--- Start of Supplied material ---
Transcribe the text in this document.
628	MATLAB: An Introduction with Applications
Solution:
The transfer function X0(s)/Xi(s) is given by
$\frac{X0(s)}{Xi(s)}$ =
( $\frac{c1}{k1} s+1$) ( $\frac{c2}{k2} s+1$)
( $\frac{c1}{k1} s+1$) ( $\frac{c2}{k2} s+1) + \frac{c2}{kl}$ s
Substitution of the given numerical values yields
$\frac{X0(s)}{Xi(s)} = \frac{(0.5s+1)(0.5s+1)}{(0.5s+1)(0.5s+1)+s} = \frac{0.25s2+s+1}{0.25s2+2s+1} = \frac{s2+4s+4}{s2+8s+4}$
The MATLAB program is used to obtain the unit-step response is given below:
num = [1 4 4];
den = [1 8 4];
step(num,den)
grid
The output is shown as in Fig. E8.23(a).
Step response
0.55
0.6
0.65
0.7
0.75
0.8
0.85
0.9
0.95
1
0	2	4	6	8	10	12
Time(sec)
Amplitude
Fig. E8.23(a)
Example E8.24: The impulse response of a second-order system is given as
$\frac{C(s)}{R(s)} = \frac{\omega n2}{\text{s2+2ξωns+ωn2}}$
--- End of Supplied material ---
[Task description] Each line of the material above needs to be quoted exactly, please.

[Expected output]
Transcribe the text in this document.
628	MATLAB: An Introduction with Applications
Solution:
The transfer function X0(s)/Xi(s) is given by
$\frac{X0(s)}{Xi(s)}$ =
( $\frac{c1}{k1} s+1$) ( $\frac{c2}{k2} s+1$)
( $\frac{c1}{k1} s+1$) ( $\frac{c2}{k2} s+1) + \frac{c2}{kl}$ s
Substitution of the given numerical values yields
$\frac{X0(s)}{Xi(s)} = \frac{(0.5s+1)(0.5s+1)}{(0.5s+1)(0.5s+1)+s} = \frac{0.25s2+s+1}{0.25s2+2s+1} = \frac{s2+4s+4}{s2+8s+4}$
The MATLAB program is used to obtain the unit-step response is given below:
num = [1 4 4];
den = [1 8 4];
step(num,den)
grid
The output is shown as in Fig. E8.23(a).
Step response
0.55
0.6
0.65
0.7
0.75
0.8
0.85
0.9
0.95
1
0	2	4	6	8	10	12
Time(sec)
Amplitude
Fig. E8.23(a)
Example E8.24: The impulse response of a second-order system is given as
$\frac{C(s)}{R(s)} = \frac{\omega n2}{\text{s2+2ξωns+ωn2}}$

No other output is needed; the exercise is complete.